Stored data
====
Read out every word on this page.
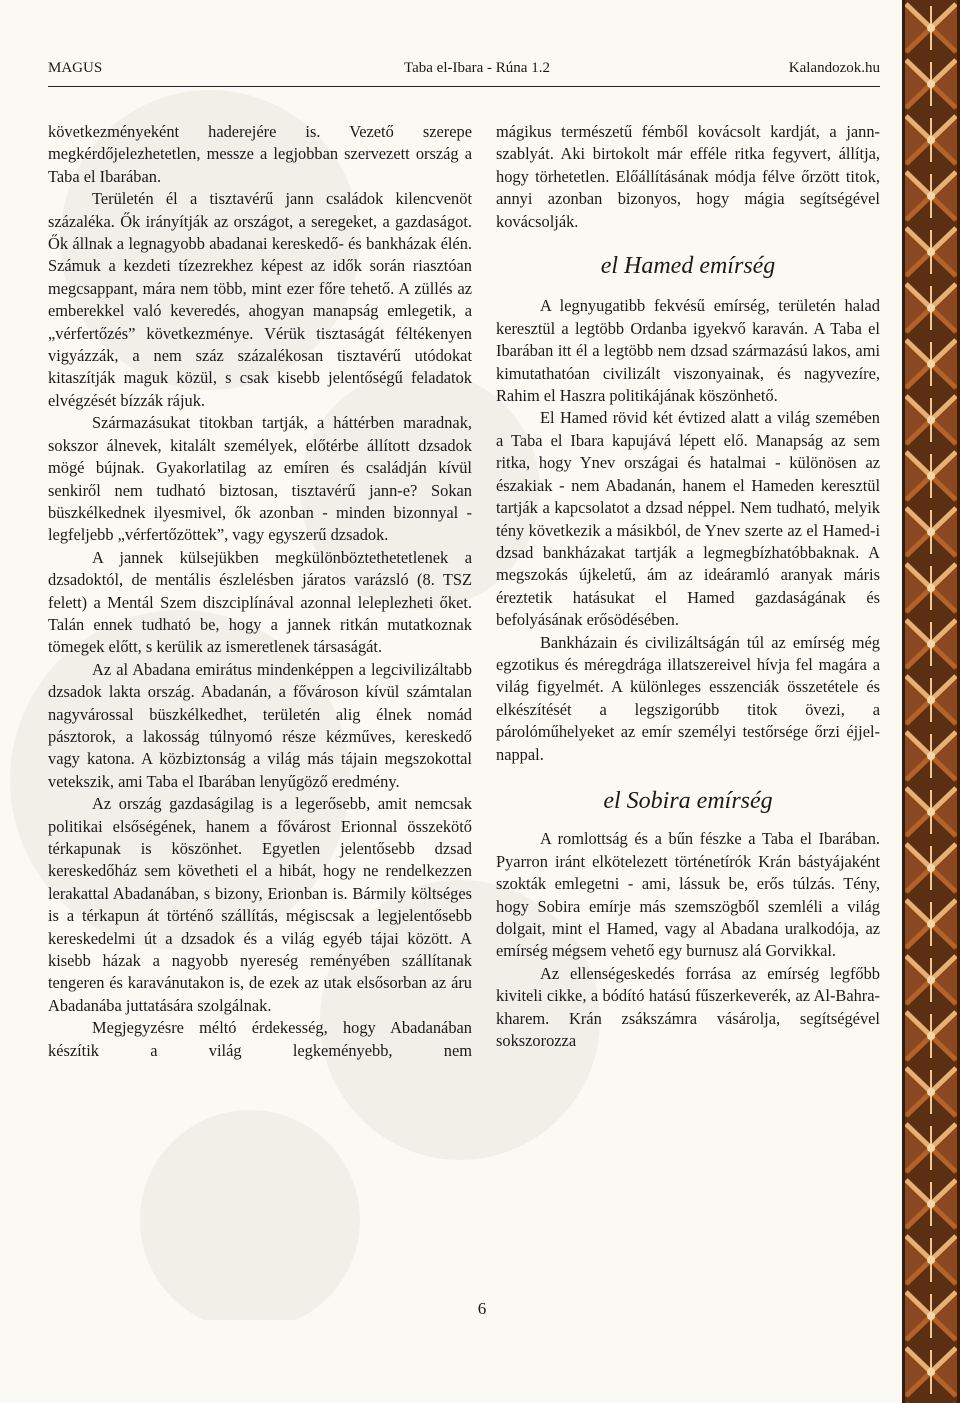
MAGUS	Taba el-Ibara - Rúna 1.2	Kalandozok.hu

következményeként haderejére is. Vezető szerepe megkérdőjelezhetetlen, messze a legjobban szervezett ország a Taba el Ibarában.

Területén él a tisztavérű jann családok kilencvenöt százaléka. Ők irányítják az országot, a seregeket, a gazdaságot. Ők állnak a legnagyobb abadanai kereskedő- és bankházak élén. Számuk a kezdeti tízezrekhez képest az idők során riasztóan megcsappant, mára nem több, mint ezer főre tehető. A züllés az emberekkel való keveredés, ahogyan manapság emlegetik, a „vérfertőzés” következménye. Vérük tisztaságát féltékenyen vigyázzák, a nem száz százalékosan tisztavérű utódokat kitaszítják maguk közül, s csak kisebb jelentőségű feladatok elvégzését bízzák rájuk.

Származásukat titokban tartják, a háttérben maradnak, sokszor álnevek, kitalált személyek, előtérbe állított dzsadok mögé bújnak. Gyakorlatilag az emíren és családján kívül senkiről nem tudható biztosan, tisztavérű jann-e? Sokan büszkélkednek ilyesmivel, ők azonban - minden bizonnyal - legfeljebb „vérfertőzöttek”, vagy egyszerű dzsadok.

A jannek külsejükben megkülönböztethetetlenek a dzsadoktól, de mentális észlelésben járatos varázsló (8. TSZ felett) a Mentál Szem diszciplínával azonnal leleplezheti őket. Talán ennek tudható be, hogy a jannek ritkán mutatkoznak tömegek előtt, s kerülik az ismeretlenek társaságát.

Az al Abadana emirátus mindenképpen a legcivilizáltabb dzsadok lakta ország. Abadanán, a fővároson kívül számtalan nagyvárossal büszkélkedhet, területén alig élnek nomád pásztorok, a lakosság túlnyomó része kézműves, kereskedő vagy katona. A közbiztonság a világ más tájain megszokottal vetekszik, ami Taba el Ibarában lenyűgöző eredmény.

Az ország gazdaságilag is a legerősebb, amit nemcsak politikai elsőségének, hanem a fővárost Erionnal összekötő térkapunak is köszönhet. Egyetlen jelentősebb dzsad kereskedőház sem követheti el a hibát, hogy ne rendelkezzen lerakattal Abadanában, s bizony, Erionban is. Bármily költséges is a térkapun át történő szállítás, mégiscsak a legjelentősebb kereskedelmi út a dzsadok és a világ egyéb tájai között. A kisebb házak a nagyobb nyereség reményében szállítanak tengeren és karavánutakon is, de ezek az utak elsősorban az áru Abadanába juttatására szolgálnak.

Megjegyzésre méltó érdekesség, hogy Abadanában készítik a világ legkeményebb, nem

mágikus természetű fémből kovácsolt kardját, a jann-szablyát. Aki birtokolt már efféle ritka fegyvert, állítja, hogy törhetetlen. Előállításának módja félve őrzött titok, annyi azonban bizonyos, hogy mágia segítségével kovácsolják.

el Hamed emírség

A legnyugatibb fekvésű emírség, területén halad keresztül a legtöbb Ordanba igyekvő karaván. A Taba el Ibarában itt él a legtöbb nem dzsad származású lakos, ami kimutathatóan civilizált viszonyainak, és nagyvezíre, Rahim el Haszra politikájának köszönhető.

El Hamed rövid két évtized alatt a világ szemében a Taba el Ibara kapujává lépett elő. Manapság az sem ritka, hogy Ynev országai és hatalmai - különösen az északiak - nem Abadanán, hanem el Hameden keresztül tartják a kapcsolatot a dzsad néppel. Nem tudható, melyik tény következik a másikból, de Ynev szerte az el Hamed-i dzsad bankházakat tartják a legmegbízhatóbbaknak. A megszokás újkeletű, ám az ideáramló aranyak máris éreztetik hatásukat el Hamed gazdaságának és befolyásának erősödésében.

Bankházain és civilizáltságán túl az emírség még egzotikus és méregdrága illatszereivel hívja fel magára a világ figyelmét. A különleges esszenciák összetétele és elkészítését a legszigorúbb titok övezi, a párolóműhelyeket az emír személyi testőrsége őrzi éjjel-nappal.

el Sobira emírség

A romlottság és a bűn fészke a Taba el Ibarában. Pyarron iránt elkötelezett történetírók Krán bástyájaként szokták emlegetni - ami, lássuk be, erős túlzás. Tény, hogy Sobira emírje más szemszögből szemléli a világ dolgait, mint el Hamed, vagy al Abadana uralkodója, az emírség mégsem vehető egy burnusz alá Gorvikkal.

Az ellenségeskedés forrása az emírség legfőbb kiviteli cikke, a bódító hatású fűszerkeverék, az Al-Bahra-kharem. Krán zsákszámra vásárolja, segítségével sokszorozza

6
====
* Exercise aim
Copy each line of the preceding data that contains the string "azonban".

* Exercise solution
Származásukat titokban tartják, a háttérben maradnak, sokszor álnevek, kitalált személyek, előtérbe állított dzsadok mögé bújnak. Gyakorlatilag az emíren és családján kívül senkiről nem tudható biztosan, tisztavérű jann-e? Sokan büszkélkednek ilyesmivel, ők azonban - minden bizonnyal - legfeljebb „vérfertőzöttek”, vagy egyszerű dzsadok.
mágikus természetű fémből kovácsolt kardját, a jann-szablyát. Aki birtokolt már efféle ritka fegyvert, állítja, hogy törhetetlen. Előállításának módja félve őrzött titok, annyi azonban bizonyos, hogy mágia segítségével kovácsolják.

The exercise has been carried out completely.